+++ Source extract

Following an acclaimed showing at the Venice Biennale, Simon Denny’s politically charged Secret Power is now on view at Te Papa. Henry Oliver spoke to investigative journalist Nicky Hager about his role as special adviser on the exhibition.
I met Nicky Hager last year on the Golden Staircase of the Marciana Library in Piazzetta San Marco, Venice. The ceiling of the impossibly ornate staircase, rising from the public square to the first public library since antiquity, contains an allegory for the acquisition of knowledge. We sat outside in the sun, halfway up.
I was there to cover the opening of Simon Denny’s exhibition Secret Power at the 56th Venice Biennale for Metro (having profiled Denny the year before). Hager, the author of the 1996 book from which the exhibition took its name, was there as a consultant to Denny, having helped guide Denny through the tangled wires of global surveillance in light of the Edward Snowden leaks.
Hager’s involvement in the project, funded, in part, by Creative New Zealand, had caused a minor controversy when his involvement was paid for by the very government he makes a living calling to question. Arts Patron Dame Jenny Gibbs initially pulled her contribution, before giving CNZ a different amount to fund an ‘assistant curator’ to attend the Biennale, giving her the peace of mind that her money wasn’t benefitting Hager.
While he’s amazing at generating and sustaining media attention to maximise his work’s political power (all but one of his books have been published in an election year), talking about the politics of his involvement drained him of his charismatic intensity. It both agitated and bored him. But he seemed to love sitting in the Venetian sun, talking about art.
Read Toby Manhire’s interview with Simon Denny here.
The Spinoff: What do you think of the show? You’re obviously someone with an intimate relationship to the material.
Nicky Hager: I’m not here as an art critic, but I would have been disappointed if it had looked like a public information display about intelligence because that’s not what this was supposed to be. Art’s got a different role. And it’s certainly not that. I think it’s really fabulous, I love the way Simon wanted to produce something on a real issue in the real world, but he’s created this out of it, through care and thinking about all of the different aspects of what makes a piece of visual art, as opposed to a lecture around the subject. I’m blown away by it.
What was your thinking when Simon approached you? Art is typically so different from investigative journalism. Were you skeptical? Did you have mixed emotions or did you just instantly think, ‘Oh, of course, anything to get this material out’?
I was in the middle of researching and writing a book, which means the rest of the world has faded out a bit. So I didn’t think about it very hard, and I just gradually built up a relationship with Simon, by Skype, by emails, and then we met. And I’ve got keener and keener as I’ve gone along, because it was a really nice experience to watch an artistic process. It’s been a fun sideline in my life of helping him, and talking things over, but only now seeing what he’s made from them.
You’ve written a book about, not exactly this material, but some of this material. So you made a book, which is your communication device, and then Simon was interested in the material, and he’s got his own communication device, sculpture or exhibition-making. Having worked with Simon on this project, how do you feel about how contemporary art works as a communication device? Do you think it’s an effective way of saying something serious?

++++++
+++ Raw data

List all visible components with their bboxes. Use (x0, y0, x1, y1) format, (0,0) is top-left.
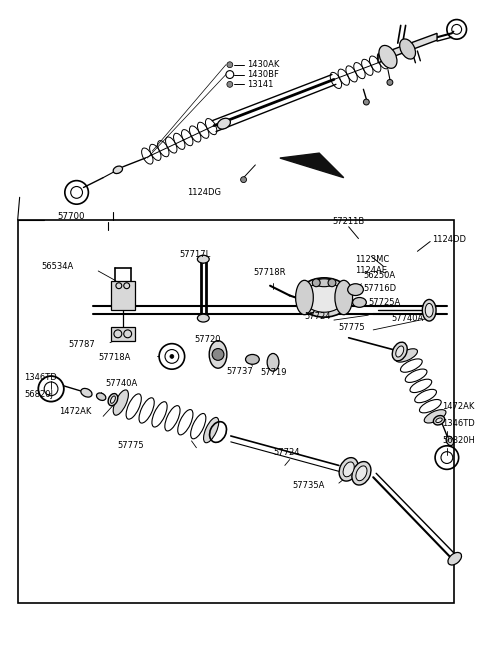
Circle shape (170, 354, 174, 358)
Polygon shape (280, 153, 344, 178)
Text: 57737: 57737 (226, 367, 252, 376)
Text: 1346TD: 1346TD (24, 373, 57, 382)
Ellipse shape (392, 342, 407, 361)
Text: 1472AK: 1472AK (59, 407, 91, 416)
Text: 57724: 57724 (273, 448, 300, 457)
Text: 57787: 57787 (69, 340, 96, 349)
Ellipse shape (110, 396, 115, 403)
Bar (111, 327, 134, 341)
Text: 13141: 13141 (248, 80, 274, 89)
Text: 57725A: 57725A (368, 298, 400, 307)
Ellipse shape (303, 283, 345, 312)
Ellipse shape (113, 166, 122, 173)
Bar (111, 281, 134, 310)
Text: 57700: 57700 (57, 212, 84, 221)
Ellipse shape (448, 552, 462, 565)
Circle shape (328, 279, 336, 287)
Ellipse shape (353, 297, 366, 308)
Circle shape (387, 79, 393, 86)
Text: 1124DD: 1124DD (432, 235, 466, 244)
Ellipse shape (400, 39, 416, 59)
Circle shape (312, 279, 320, 287)
Ellipse shape (81, 388, 92, 397)
Text: 1124AE: 1124AE (356, 267, 387, 275)
Bar (18, 220, 454, 603)
Ellipse shape (352, 461, 371, 485)
Ellipse shape (96, 393, 106, 400)
Text: 57716D: 57716D (363, 284, 396, 293)
Ellipse shape (379, 45, 397, 68)
Ellipse shape (424, 410, 446, 423)
Text: 57719: 57719 (260, 367, 287, 376)
Circle shape (227, 62, 233, 67)
Ellipse shape (204, 417, 219, 443)
Text: 1430AK: 1430AK (248, 60, 280, 69)
Text: 57718R: 57718R (253, 269, 286, 277)
Text: 57735A: 57735A (293, 480, 325, 489)
Ellipse shape (297, 278, 351, 317)
Ellipse shape (433, 415, 444, 425)
Ellipse shape (197, 255, 209, 263)
Text: 57211B: 57211B (332, 217, 364, 227)
Circle shape (363, 99, 369, 105)
Text: 57720: 57720 (194, 336, 221, 344)
Ellipse shape (339, 458, 358, 481)
Ellipse shape (296, 280, 313, 315)
Ellipse shape (246, 354, 259, 364)
Text: 57718A: 57718A (98, 353, 131, 362)
Text: 1430BF: 1430BF (248, 70, 279, 79)
Ellipse shape (396, 349, 418, 362)
Text: 57717L: 57717L (180, 250, 211, 259)
Text: 56820J: 56820J (24, 390, 54, 399)
Circle shape (212, 349, 224, 360)
Ellipse shape (108, 393, 118, 406)
Circle shape (240, 177, 247, 182)
Ellipse shape (356, 466, 367, 481)
Text: 1124DG: 1124DG (187, 188, 221, 197)
Text: 1346TD: 1346TD (442, 419, 475, 428)
Circle shape (227, 81, 233, 88)
Text: 56250A: 56250A (363, 271, 396, 280)
Ellipse shape (304, 307, 314, 313)
Polygon shape (378, 33, 437, 63)
Text: 57775: 57775 (339, 323, 365, 332)
Text: 56534A: 56534A (41, 262, 73, 271)
Ellipse shape (348, 284, 363, 295)
Text: 57740A: 57740A (391, 313, 423, 323)
Text: 57775: 57775 (118, 441, 144, 450)
Ellipse shape (446, 436, 454, 446)
Ellipse shape (436, 418, 442, 422)
Text: 57724: 57724 (304, 312, 331, 321)
Text: 56820H: 56820H (442, 436, 475, 445)
Text: 1123MC: 1123MC (356, 254, 390, 263)
Ellipse shape (209, 341, 227, 368)
Ellipse shape (425, 303, 433, 317)
Ellipse shape (422, 299, 436, 321)
Ellipse shape (113, 390, 129, 415)
Ellipse shape (217, 118, 230, 129)
Ellipse shape (314, 279, 334, 287)
Ellipse shape (335, 280, 353, 315)
Text: 1472AK: 1472AK (442, 402, 474, 411)
Ellipse shape (396, 346, 404, 357)
Text: 57740A: 57740A (105, 380, 137, 388)
Ellipse shape (267, 354, 279, 371)
Ellipse shape (197, 314, 209, 322)
Ellipse shape (343, 462, 354, 477)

++++++

▶ **Problems to solve**
1) Edit the entries from the line with "Circle shape (170, 354, 174, 358)" up to and including the line with "Ellipse shape (353, 297, 366, 308)", putting "Rectangle" wherever "Bar" appears and leaving everything else the same. Give back only those lines.
2) Continue the interview with Nicky Hager about the Secret Power exhibition from the point where it stops.
The interview text and the entries have nothing to do with each other.

▶ **Task-by-task outputs**
1)
Circle shape (170, 354, 174, 358)
Polygon shape (280, 153, 344, 178)
Text: 57737: 57737 (226, 367, 252, 376)
Text: 1346TD: 1346TD (24, 373, 57, 382)
Ellipse shape (392, 342, 407, 361)
Text: 1472AK: 1472AK (59, 407, 91, 416)
Text: 57724: 57724 (273, 448, 300, 457)
Text: 57787: 57787 (69, 340, 96, 349)
Ellipse shape (110, 396, 115, 403)
Rectangle (111, 327, 134, 341)
Text: 13141: 13141 (248, 80, 274, 89)
Text: 57725A: 57725A (368, 298, 400, 307)
Ellipse shape (303, 283, 345, 312)
Ellipse shape (113, 166, 122, 173)
Rectangle (111, 281, 134, 310)
Text: 57700: 57700 (57, 212, 84, 221)
Ellipse shape (448, 552, 462, 565)
Circle shape (328, 279, 336, 287)
Ellipse shape (353, 297, 366, 308)

2)
When you write a book, most people don’t read the book. They hear about it, they hear debate about it, they hear how you sound in the media. Same with a work of art. It’s playing a different role, and some people hear about it, some people love it, some people are affected by it to do something else. It’s not like a press release, it’s not like a one-to-one communication.
I think that something like this exhibition is having a social impact in a completely different way. That’s how it feels to me, that it will actually make some people think, and it will get the ideas out in a way that I never could. In my work, I’ve got a very specific mission, which is that I’m trying to find out things, and be as accurate as I possibly can be, and communicate them to somebody who wants to hear. That’s not the same thing that this is doing.
An artist is involved in a different process, but it’s been really interesting to watch Simon, because he’s really fixated on accuracy. That’s why they brought me into this. I would say, he’s taken more notice of the Snowden documents and their contents than the vast majority of journalists in the world. He’s analysed them, and he’s gone through them, in a way which I have done, as someone who’s involved in intelligence issues.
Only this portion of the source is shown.